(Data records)
BEGIN
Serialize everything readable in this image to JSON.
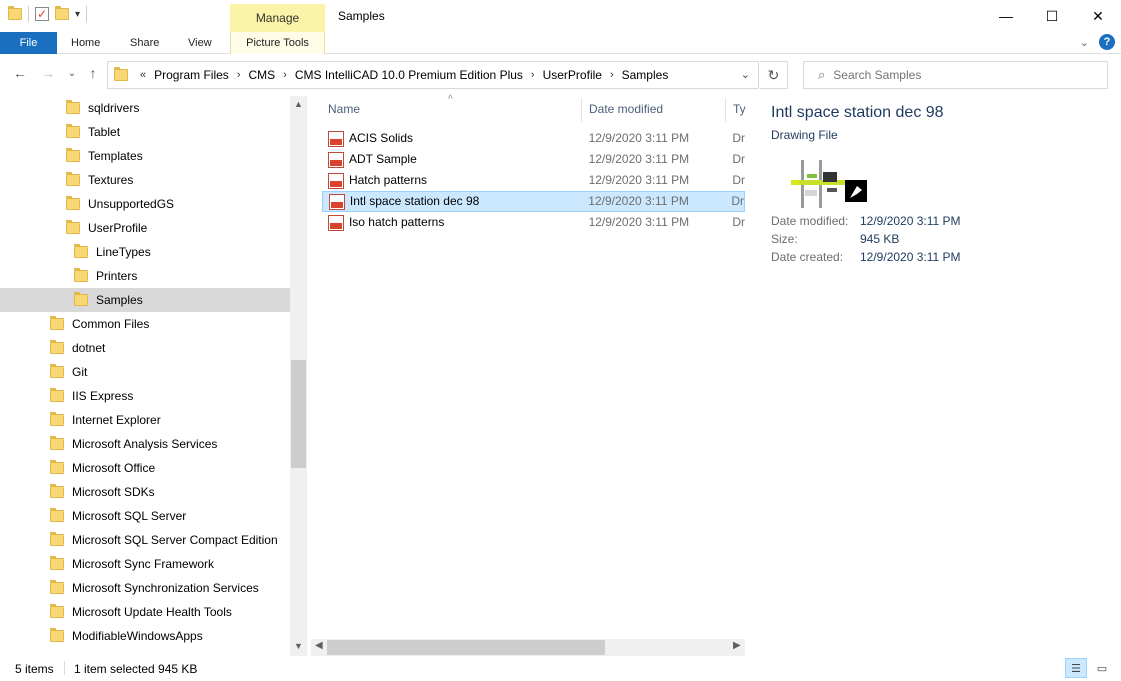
{
  "window": {
    "title": "Samples",
    "contextual_tab": "Manage"
  },
  "ribbon": {
    "tabs": [
      "File",
      "Home",
      "Share",
      "View",
      "Picture Tools"
    ]
  },
  "address": {
    "overflow": "«",
    "crumbs": [
      "Program Files",
      "CMS",
      "CMS IntelliCAD 10.0 Premium Edition Plus",
      "UserProfile",
      "Samples"
    ]
  },
  "search": {
    "placeholder": "Search Samples"
  },
  "nav_items": [
    "sqldrivers",
    "Tablet",
    "Templates",
    "Textures",
    "UnsupportedGS",
    "UserProfile",
    "LineTypes",
    "Printers",
    "Samples",
    "Common Files",
    "dotnet",
    "Git",
    "IIS Express",
    "Internet Explorer",
    "Microsoft Analysis Services",
    "Microsoft Office",
    "Microsoft SDKs",
    "Microsoft SQL Server",
    "Microsoft SQL Server Compact Edition",
    "Microsoft Sync Framework",
    "Microsoft Synchronization Services",
    "Microsoft Update Health Tools",
    "ModifiableWindowsApps"
  ],
  "columns": {
    "name": "Name",
    "date": "Date modified",
    "type": "Ty"
  },
  "files": [
    {
      "name": "ACIS Solids",
      "date": "12/9/2020 3:11 PM",
      "type": "Dr"
    },
    {
      "name": "ADT Sample",
      "date": "12/9/2020 3:11 PM",
      "type": "Dr"
    },
    {
      "name": "Hatch patterns",
      "date": "12/9/2020 3:11 PM",
      "type": "Dr"
    },
    {
      "name": "Intl space station dec 98",
      "date": "12/9/2020 3:11 PM",
      "type": "Dr"
    },
    {
      "name": "Iso hatch patterns",
      "date": "12/9/2020 3:11 PM",
      "type": "Dr"
    }
  ],
  "preview": {
    "title": "Intl space station dec 98",
    "type": "Drawing File",
    "date_modified_label": "Date modified:",
    "date_modified": "12/9/2020 3:11 PM",
    "size_label": "Size:",
    "size": "945 KB",
    "date_created_label": "Date created:",
    "date_created": "12/9/2020 3:11 PM"
  },
  "status": {
    "items": "5 items",
    "selected": "1 item selected  945 KB"
  },
  "colors": {
    "accent": "#1a6fc1",
    "selection": "#cce8ff",
    "manage": "#fbf4a8"
  }
}
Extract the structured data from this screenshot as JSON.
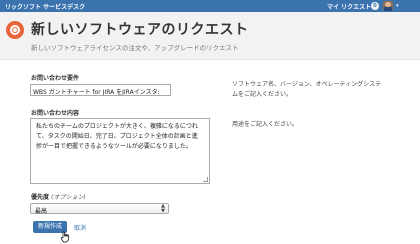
{
  "topbar": {
    "brand": "リックソフト サービスデスク",
    "my_requests": "マイ リクエスト",
    "badge_count": "0"
  },
  "header": {
    "title": "新しいソフトウェアのリクエスト",
    "subtitle": "新しいソフトウェアライセンスの注文や、アップグレードのリクエスト"
  },
  "form": {
    "summary": {
      "label": "お問い合わせ要件",
      "value": "WBS ガントチャート for JIRA をJIRAインスタ:"
    },
    "description": {
      "label": "お問い合わせ内容",
      "lines": [
        "私たちのチームのプロジェクトが大きく、複雑になるにつれ",
        "て、タスクの開始日、完了日、プロジェクト全体の計画と進",
        "捗が一目で把握できるようなツールが必要になりました。"
      ]
    },
    "priority": {
      "label": "優先度",
      "optional": "(オプション)",
      "value": "最高"
    },
    "create_button": "新規作成",
    "cancel_link": "取消"
  },
  "help": {
    "summary_lines": [
      "ソフトウェア名、バージョン、オペレーティングシステ",
      "ムをご記入ください。"
    ],
    "description": "用途をご記入ください。"
  },
  "colors": {
    "topbar": "#3b73af",
    "logo": "#e8643b",
    "button": "#3b73af"
  }
}
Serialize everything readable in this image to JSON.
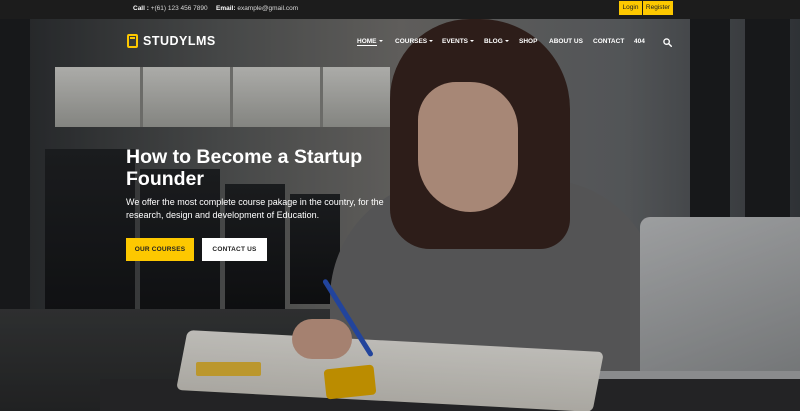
{
  "topbar": {
    "call_label": "Call :",
    "call_value": "+(61) 123 456 7890",
    "email_label": "Email:",
    "email_value": "example@gmail.com",
    "login": "Login",
    "register": "Register"
  },
  "brand": {
    "logo_text": "STUDYLMS",
    "accent_color": "#fdc800"
  },
  "nav": {
    "items": [
      {
        "label": "HOME",
        "dropdown": true,
        "active": true
      },
      {
        "label": "COURSES",
        "dropdown": true
      },
      {
        "label": "EVENTS",
        "dropdown": true
      },
      {
        "label": "BLOG",
        "dropdown": true
      },
      {
        "label": "SHOP",
        "dropdown": false
      },
      {
        "label": "ABOUT US",
        "dropdown": false
      },
      {
        "label": "CONTACT",
        "dropdown": false
      },
      {
        "label": "404",
        "dropdown": false
      }
    ],
    "search_icon": "search-icon"
  },
  "hero": {
    "title": "How to Become a Startup Founder",
    "subtitle": "We offer the most complete course pakage in the country, for the research, design and development of Education.",
    "primary_button": "OUR COURSES",
    "secondary_button": "CONTACT US"
  }
}
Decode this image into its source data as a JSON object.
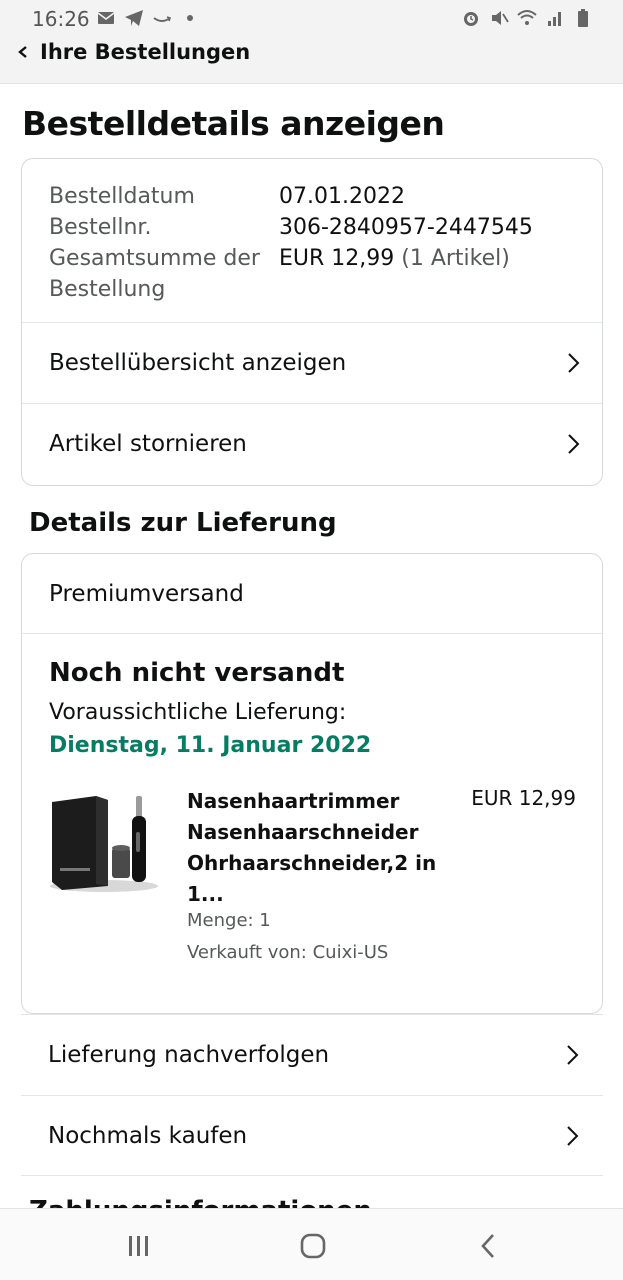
{
  "status_bar": {
    "time": "16:26",
    "left_icons": [
      "mail-icon",
      "telegram-icon",
      "amazon-smile-icon",
      "dot-icon"
    ],
    "right_icons": [
      "alarm-icon",
      "mute-icon",
      "wifi-icon",
      "signal-icon",
      "battery-icon"
    ]
  },
  "nav": {
    "back_label": "Ihre Bestellungen"
  },
  "page": {
    "title": "Bestelldetails anzeigen"
  },
  "order_info": {
    "rows": [
      {
        "label": "Bestelldatum",
        "value": "07.01.2022"
      },
      {
        "label": "Bestellnr.",
        "value": "306-2840957-2447545"
      },
      {
        "label": "Gesamtsumme der",
        "label2": "Bestellung",
        "value": "EUR 12,99",
        "value_extra": "(1 Artikel)"
      }
    ],
    "summary_link": "Bestellübersicht anzeigen",
    "cancel_link": "Artikel stornieren"
  },
  "delivery": {
    "section_title": "Details zur Lieferung",
    "shipping_method": "Premiumversand",
    "status": "Noch nicht versandt",
    "expected_label": "Voraussichtliche Lieferung:",
    "expected_date": "Dienstag, 11. Januar 2022",
    "item": {
      "title": "Nasenhaartrimmer Nasenhaarschneider Ohrhaarschneider,2 in 1...",
      "price": "EUR 12,99",
      "quantity": "Menge: 1",
      "seller": "Verkauft von: Cuixi-US"
    }
  },
  "actions": {
    "track": "Lieferung nachverfolgen",
    "buy_again": "Nochmals kaufen"
  },
  "peek": {
    "title": "Zahlungsinformationen"
  },
  "colors": {
    "accent_green": "#067d62",
    "text": "#0f1111",
    "muted": "#565959",
    "border": "#d5d9d9"
  },
  "system_nav": [
    "recent-apps-icon",
    "home-icon",
    "back-icon"
  ]
}
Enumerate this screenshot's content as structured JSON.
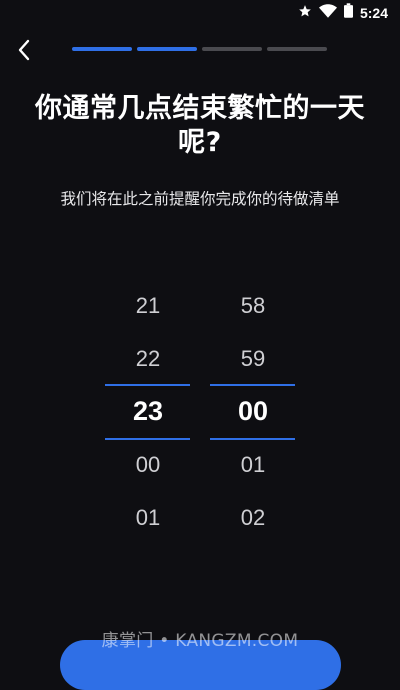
{
  "status_bar": {
    "time": "5:24",
    "icons": [
      "star-icon",
      "wifi-icon",
      "battery-icon"
    ]
  },
  "progress": {
    "total_steps": 4,
    "current_step": 2
  },
  "question": {
    "title": "你通常几点结束繁忙的一天呢?",
    "subtitle": "我们将在此之前提醒你完成你的待做清单"
  },
  "time_picker": {
    "hours": [
      "21",
      "22",
      "23",
      "00",
      "01"
    ],
    "minutes": [
      "58",
      "59",
      "00",
      "01",
      "02"
    ],
    "selected_hour": "23",
    "selected_minute": "00"
  },
  "watermark": "康掌门 • KANGZM.COM",
  "colors": {
    "background": "#0e0e12",
    "accent": "#2f6fe6",
    "inactive_segment": "#4a4a4f"
  }
}
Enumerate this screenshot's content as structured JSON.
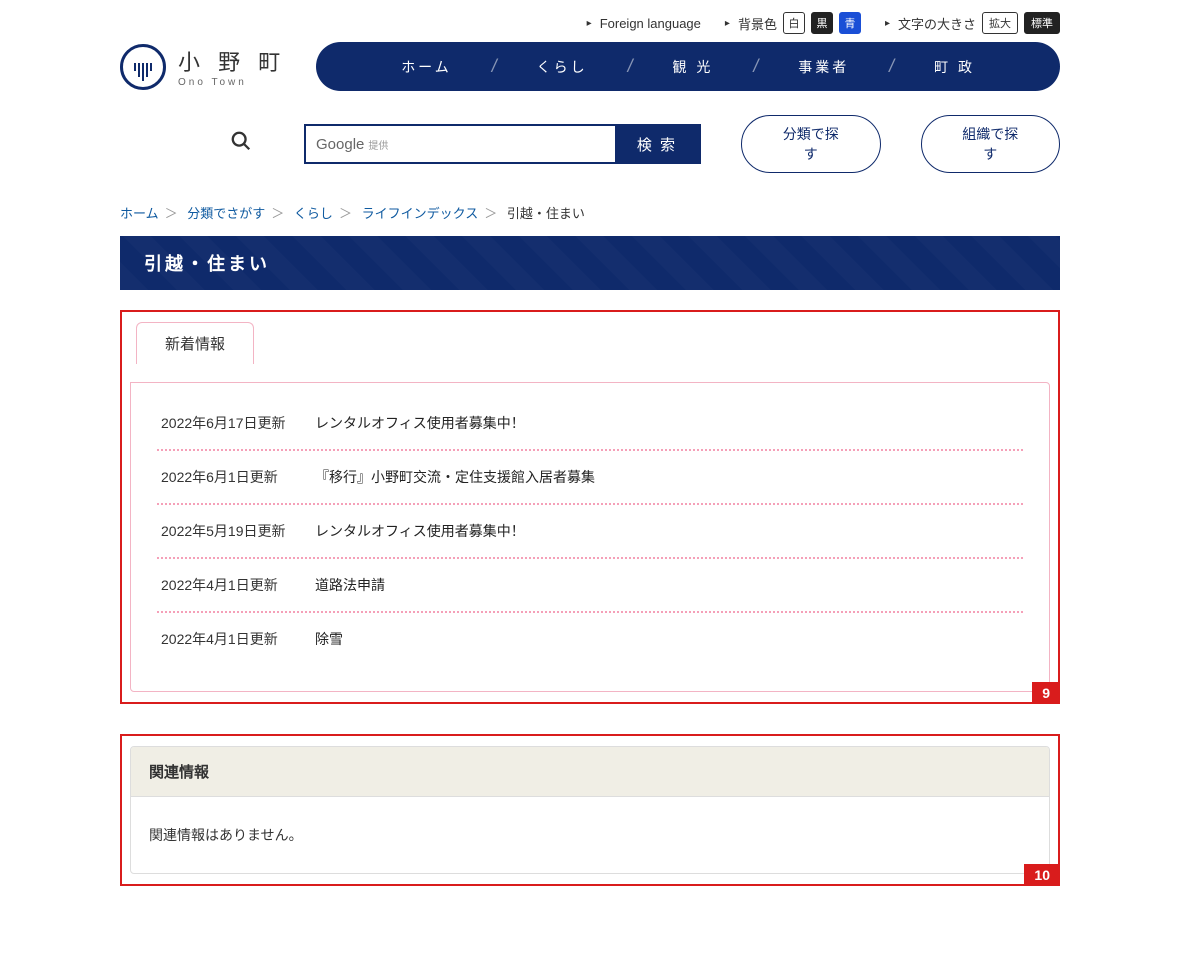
{
  "topbar": {
    "foreignLanguage": "Foreign language",
    "bgLabel": "背景色",
    "bgWhite": "白",
    "bgBlack": "黒",
    "bgBlue": "青",
    "fontLabel": "文字の大きさ",
    "fontLarge": "拡大",
    "fontNormal": "標準"
  },
  "logo": {
    "jp": "小 野 町",
    "en": "Ono Town"
  },
  "nav": {
    "home": "ホーム",
    "living": "くらし",
    "tourism": "観 光",
    "business": "事業者",
    "gov": "町 政"
  },
  "search": {
    "google": "Google",
    "sub": "提供",
    "placeholder": "",
    "btn": "検 索",
    "byCategory": "分類で探す",
    "byOrg": "組織で探す"
  },
  "breadcrumb": {
    "home": "ホーム",
    "byCategory": "分類でさがす",
    "living": "くらし",
    "lifeIndex": "ライフインデックス",
    "current": "引越・住まい"
  },
  "pageTitle": "引越・住まい",
  "newsTab": "新着情報",
  "news": [
    {
      "date": "2022年6月17日更新",
      "title": "レンタルオフィス使用者募集中！"
    },
    {
      "date": "2022年6月1日更新",
      "title": "『移行』小野町交流・定住支援館入居者募集"
    },
    {
      "date": "2022年5月19日更新",
      "title": "レンタルオフィス使用者募集中！"
    },
    {
      "date": "2022年4月1日更新",
      "title": "道路法申請"
    },
    {
      "date": "2022年4月1日更新",
      "title": "除雪"
    }
  ],
  "related": {
    "heading": "関連情報",
    "empty": "関連情報はありません。"
  },
  "badges": {
    "box1": "9",
    "box2": "10"
  }
}
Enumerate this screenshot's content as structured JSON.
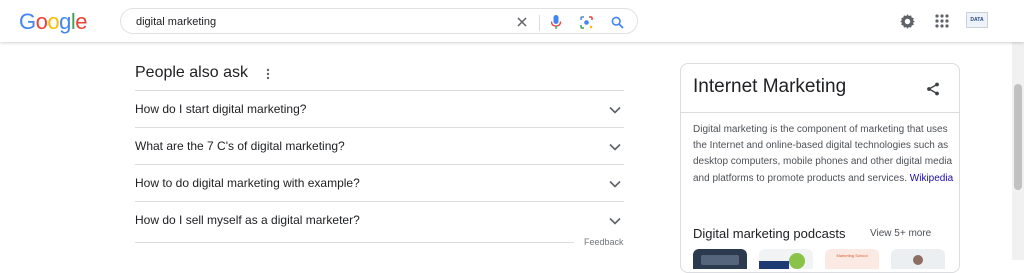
{
  "header": {
    "logo_letters": [
      {
        "char": "G",
        "color": "#4285F4"
      },
      {
        "char": "o",
        "color": "#EA4335"
      },
      {
        "char": "o",
        "color": "#FBBC05"
      },
      {
        "char": "g",
        "color": "#4285F4"
      },
      {
        "char": "l",
        "color": "#34A853"
      },
      {
        "char": "e",
        "color": "#EA4335"
      }
    ],
    "search": {
      "value": "digital marketing",
      "icons": [
        "close-icon",
        "microphone-icon",
        "lens-icon",
        "search-icon"
      ]
    },
    "right_icons": [
      "gear-icon",
      "apps-grid-icon",
      "account-avatar"
    ],
    "avatar_text": "DATA"
  },
  "paa": {
    "title": "People also ask",
    "questions": [
      "How do I start digital marketing?",
      "What are the 7 C's of digital marketing?",
      "How to do digital marketing with example?",
      "How do I sell myself as a digital marketer?"
    ],
    "feedback_label": "Feedback"
  },
  "knowledge_panel": {
    "title": "Internet Marketing",
    "description": "Digital marketing is the component of marketing that uses the Internet and online-based digital technologies such as desktop computers, mobile phones and other digital media and platforms to promote products and services.",
    "source_link": "Wikipedia",
    "podcasts_heading": "Digital marketing podcasts",
    "view_more": "View 5+ more",
    "thumb_text": "Marketing School"
  },
  "colors": {
    "link": "#1a0dab",
    "mic": "#4285F4",
    "lens": "#4285F4",
    "search": "#4285F4"
  }
}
END
## What the exercise asks:
Copy out every line from the data above that has "Lieferung" in it.

## Complete answer:
    "section_title": "Details zur Lieferung",
    "expected_label": "Voraussichtliche Lieferung:",
    "track": "Lieferung nachverfolgen",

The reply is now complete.